DIRECTION ▸
Wherever the string "Dildo" appears in a line, extract that line.

DATASET EXCERPTS ▸
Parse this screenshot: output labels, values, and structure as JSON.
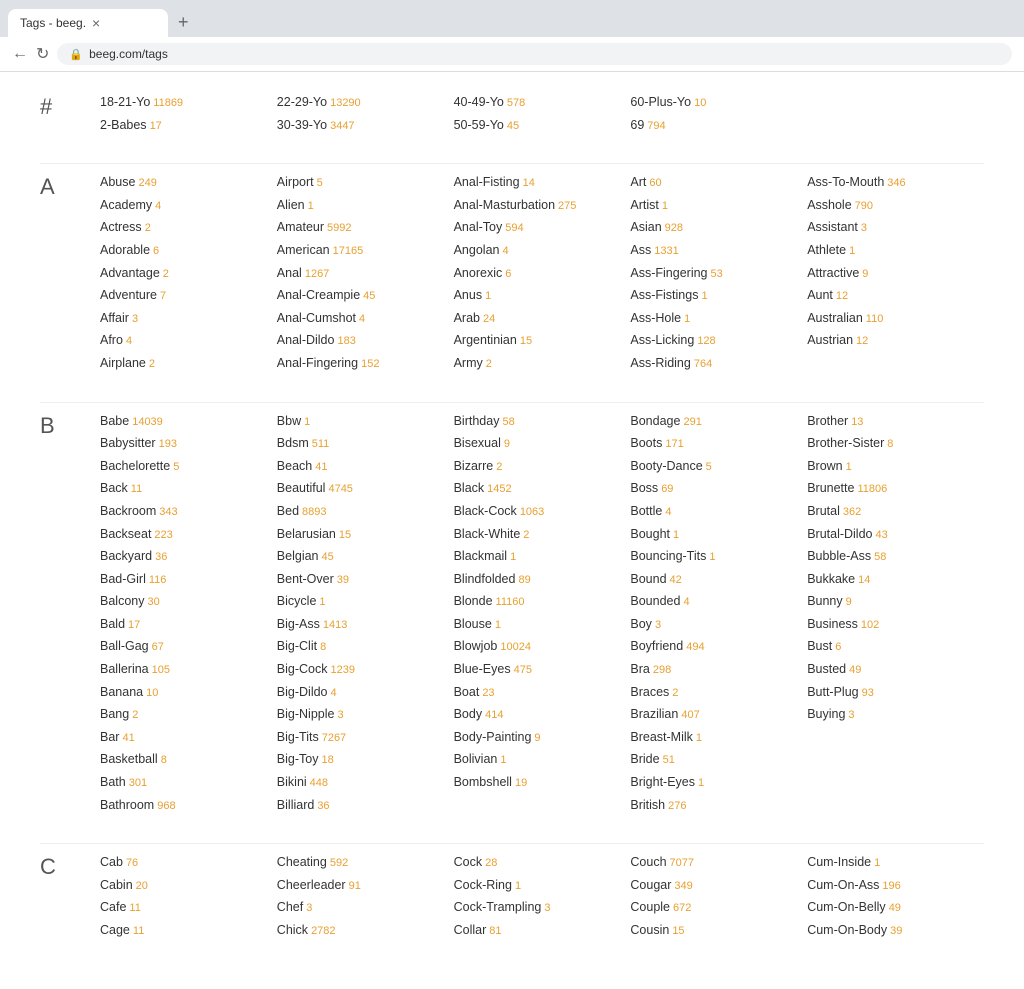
{
  "browser": {
    "tab_title": "Tags - beeg.",
    "address": "beeg.com/tags",
    "tab_close": "×",
    "tab_new": "+"
  },
  "sections": [
    {
      "letter": "#",
      "columns": [
        [
          {
            "name": "18-21-Yo",
            "count": "11869"
          },
          {
            "name": "2-Babes",
            "count": "17"
          }
        ],
        [
          {
            "name": "22-29-Yo",
            "count": "13290"
          },
          {
            "name": "30-39-Yo",
            "count": "3447"
          }
        ],
        [
          {
            "name": "40-49-Yo",
            "count": "578"
          },
          {
            "name": "50-59-Yo",
            "count": "45"
          }
        ],
        [
          {
            "name": "60-Plus-Yo",
            "count": "10"
          },
          {
            "name": "69",
            "count": "794"
          }
        ],
        []
      ]
    },
    {
      "letter": "A",
      "columns": [
        [
          {
            "name": "Abuse",
            "count": "249"
          },
          {
            "name": "Academy",
            "count": "4"
          },
          {
            "name": "Actress",
            "count": "2"
          },
          {
            "name": "Adorable",
            "count": "6"
          },
          {
            "name": "Advantage",
            "count": "2"
          },
          {
            "name": "Adventure",
            "count": "7"
          },
          {
            "name": "Affair",
            "count": "3"
          },
          {
            "name": "Afro",
            "count": "4"
          },
          {
            "name": "Airplane",
            "count": "2"
          }
        ],
        [
          {
            "name": "Airport",
            "count": "5"
          },
          {
            "name": "Alien",
            "count": "1"
          },
          {
            "name": "Amateur",
            "count": "5992"
          },
          {
            "name": "American",
            "count": "17165"
          },
          {
            "name": "Anal",
            "count": "1267"
          },
          {
            "name": "Anal-Creampie",
            "count": "45"
          },
          {
            "name": "Anal-Cumshot",
            "count": "4"
          },
          {
            "name": "Anal-Dildo",
            "count": "183"
          },
          {
            "name": "Anal-Fingering",
            "count": "152"
          }
        ],
        [
          {
            "name": "Anal-Fisting",
            "count": "14"
          },
          {
            "name": "Anal-Masturbation",
            "count": "275"
          },
          {
            "name": "Anal-Toy",
            "count": "594"
          },
          {
            "name": "Angolan",
            "count": "4"
          },
          {
            "name": "Anorexic",
            "count": "6"
          },
          {
            "name": "Anus",
            "count": "1"
          },
          {
            "name": "Arab",
            "count": "24"
          },
          {
            "name": "Argentinian",
            "count": "15"
          },
          {
            "name": "Army",
            "count": "2"
          }
        ],
        [
          {
            "name": "Art",
            "count": "60"
          },
          {
            "name": "Artist",
            "count": "1"
          },
          {
            "name": "Asian",
            "count": "928"
          },
          {
            "name": "Ass",
            "count": "1331"
          },
          {
            "name": "Ass-Fingering",
            "count": "53"
          },
          {
            "name": "Ass-Fistings",
            "count": "1"
          },
          {
            "name": "Ass-Hole",
            "count": "1"
          },
          {
            "name": "Ass-Licking",
            "count": "128"
          },
          {
            "name": "Ass-Riding",
            "count": "764"
          }
        ],
        [
          {
            "name": "Ass-To-Mouth",
            "count": "346"
          },
          {
            "name": "Asshole",
            "count": "790"
          },
          {
            "name": "Assistant",
            "count": "3"
          },
          {
            "name": "Athlete",
            "count": "1"
          },
          {
            "name": "Attractive",
            "count": "9"
          },
          {
            "name": "Aunt",
            "count": "12"
          },
          {
            "name": "Australian",
            "count": "110"
          },
          {
            "name": "Austrian",
            "count": "12"
          }
        ]
      ]
    },
    {
      "letter": "B",
      "columns": [
        [
          {
            "name": "Babe",
            "count": "14039"
          },
          {
            "name": "Babysitter",
            "count": "193"
          },
          {
            "name": "Bachelorette",
            "count": "5"
          },
          {
            "name": "Back",
            "count": "11"
          },
          {
            "name": "Backroom",
            "count": "343"
          },
          {
            "name": "Backseat",
            "count": "223"
          },
          {
            "name": "Backyard",
            "count": "36"
          },
          {
            "name": "Bad-Girl",
            "count": "116"
          },
          {
            "name": "Balcony",
            "count": "30"
          },
          {
            "name": "Bald",
            "count": "17"
          },
          {
            "name": "Ball-Gag",
            "count": "67"
          },
          {
            "name": "Ballerina",
            "count": "105"
          },
          {
            "name": "Banana",
            "count": "10"
          },
          {
            "name": "Bang",
            "count": "2"
          },
          {
            "name": "Bar",
            "count": "41"
          },
          {
            "name": "Basketball",
            "count": "8"
          },
          {
            "name": "Bath",
            "count": "301"
          },
          {
            "name": "Bathroom",
            "count": "968"
          }
        ],
        [
          {
            "name": "Bbw",
            "count": "1"
          },
          {
            "name": "Bdsm",
            "count": "511"
          },
          {
            "name": "Beach",
            "count": "41"
          },
          {
            "name": "Beautiful",
            "count": "4745"
          },
          {
            "name": "Bed",
            "count": "8893"
          },
          {
            "name": "Belarusian",
            "count": "15"
          },
          {
            "name": "Belgian",
            "count": "45"
          },
          {
            "name": "Bent-Over",
            "count": "39"
          },
          {
            "name": "Bicycle",
            "count": "1"
          },
          {
            "name": "Big-Ass",
            "count": "1413"
          },
          {
            "name": "Big-Clit",
            "count": "8"
          },
          {
            "name": "Big-Cock",
            "count": "1239"
          },
          {
            "name": "Big-Dildo",
            "count": "4"
          },
          {
            "name": "Big-Nipple",
            "count": "3"
          },
          {
            "name": "Big-Tits",
            "count": "7267"
          },
          {
            "name": "Big-Toy",
            "count": "18"
          },
          {
            "name": "Bikini",
            "count": "448"
          },
          {
            "name": "Billiard",
            "count": "36"
          }
        ],
        [
          {
            "name": "Birthday",
            "count": "58"
          },
          {
            "name": "Bisexual",
            "count": "9"
          },
          {
            "name": "Bizarre",
            "count": "2"
          },
          {
            "name": "Black",
            "count": "1452"
          },
          {
            "name": "Black-Cock",
            "count": "1063"
          },
          {
            "name": "Black-White",
            "count": "2"
          },
          {
            "name": "Blackmail",
            "count": "1"
          },
          {
            "name": "Blindfolded",
            "count": "89"
          },
          {
            "name": "Blonde",
            "count": "11160"
          },
          {
            "name": "Blouse",
            "count": "1"
          },
          {
            "name": "Blowjob",
            "count": "10024"
          },
          {
            "name": "Blue-Eyes",
            "count": "475"
          },
          {
            "name": "Boat",
            "count": "23"
          },
          {
            "name": "Body",
            "count": "414"
          },
          {
            "name": "Body-Painting",
            "count": "9"
          },
          {
            "name": "Bolivian",
            "count": "1"
          },
          {
            "name": "Bombshell",
            "count": "19"
          }
        ],
        [
          {
            "name": "Bondage",
            "count": "291"
          },
          {
            "name": "Boots",
            "count": "171"
          },
          {
            "name": "Booty-Dance",
            "count": "5"
          },
          {
            "name": "Boss",
            "count": "69"
          },
          {
            "name": "Bottle",
            "count": "4"
          },
          {
            "name": "Bought",
            "count": "1"
          },
          {
            "name": "Bouncing-Tits",
            "count": "1"
          },
          {
            "name": "Bound",
            "count": "42"
          },
          {
            "name": "Bounded",
            "count": "4"
          },
          {
            "name": "Boy",
            "count": "3"
          },
          {
            "name": "Boyfriend",
            "count": "494"
          },
          {
            "name": "Bra",
            "count": "298"
          },
          {
            "name": "Braces",
            "count": "2"
          },
          {
            "name": "Brazilian",
            "count": "407"
          },
          {
            "name": "Breast-Milk",
            "count": "1"
          },
          {
            "name": "Bride",
            "count": "51"
          },
          {
            "name": "Bright-Eyes",
            "count": "1"
          },
          {
            "name": "British",
            "count": "276"
          }
        ],
        [
          {
            "name": "Brother",
            "count": "13"
          },
          {
            "name": "Brother-Sister",
            "count": "8"
          },
          {
            "name": "Brown",
            "count": "1"
          },
          {
            "name": "Brunette",
            "count": "11806"
          },
          {
            "name": "Brutal",
            "count": "362"
          },
          {
            "name": "Brutal-Dildo",
            "count": "43"
          },
          {
            "name": "Bubble-Ass",
            "count": "58"
          },
          {
            "name": "Bukkake",
            "count": "14"
          },
          {
            "name": "Bunny",
            "count": "9"
          },
          {
            "name": "Business",
            "count": "102"
          },
          {
            "name": "Bust",
            "count": "6"
          },
          {
            "name": "Busted",
            "count": "49"
          },
          {
            "name": "Butt-Plug",
            "count": "93"
          },
          {
            "name": "Buying",
            "count": "3"
          }
        ]
      ]
    },
    {
      "letter": "C",
      "columns": [
        [
          {
            "name": "Cab",
            "count": "76"
          },
          {
            "name": "Cabin",
            "count": "20"
          },
          {
            "name": "Cafe",
            "count": "11"
          },
          {
            "name": "Cage",
            "count": "11"
          }
        ],
        [
          {
            "name": "Cheating",
            "count": "592"
          },
          {
            "name": "Cheerleader",
            "count": "91"
          },
          {
            "name": "Chef",
            "count": "3"
          },
          {
            "name": "Chick",
            "count": "2782"
          }
        ],
        [
          {
            "name": "Cock",
            "count": "28"
          },
          {
            "name": "Cock-Ring",
            "count": "1"
          },
          {
            "name": "Cock-Trampling",
            "count": "3"
          },
          {
            "name": "Collar",
            "count": "81"
          }
        ],
        [
          {
            "name": "Couch",
            "count": "7077"
          },
          {
            "name": "Cougar",
            "count": "349"
          },
          {
            "name": "Couple",
            "count": "672"
          },
          {
            "name": "Cousin",
            "count": "15"
          }
        ],
        [
          {
            "name": "Cum-Inside",
            "count": "1"
          },
          {
            "name": "Cum-On-Ass",
            "count": "196"
          },
          {
            "name": "Cum-On-Belly",
            "count": "49"
          },
          {
            "name": "Cum-On-Body",
            "count": "39"
          }
        ]
      ]
    }
  ]
}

THE REPLY ▸
            "name": "Anal-Dildo",
            "name": "Big-Dildo",
            "name": "Brutal-Dildo",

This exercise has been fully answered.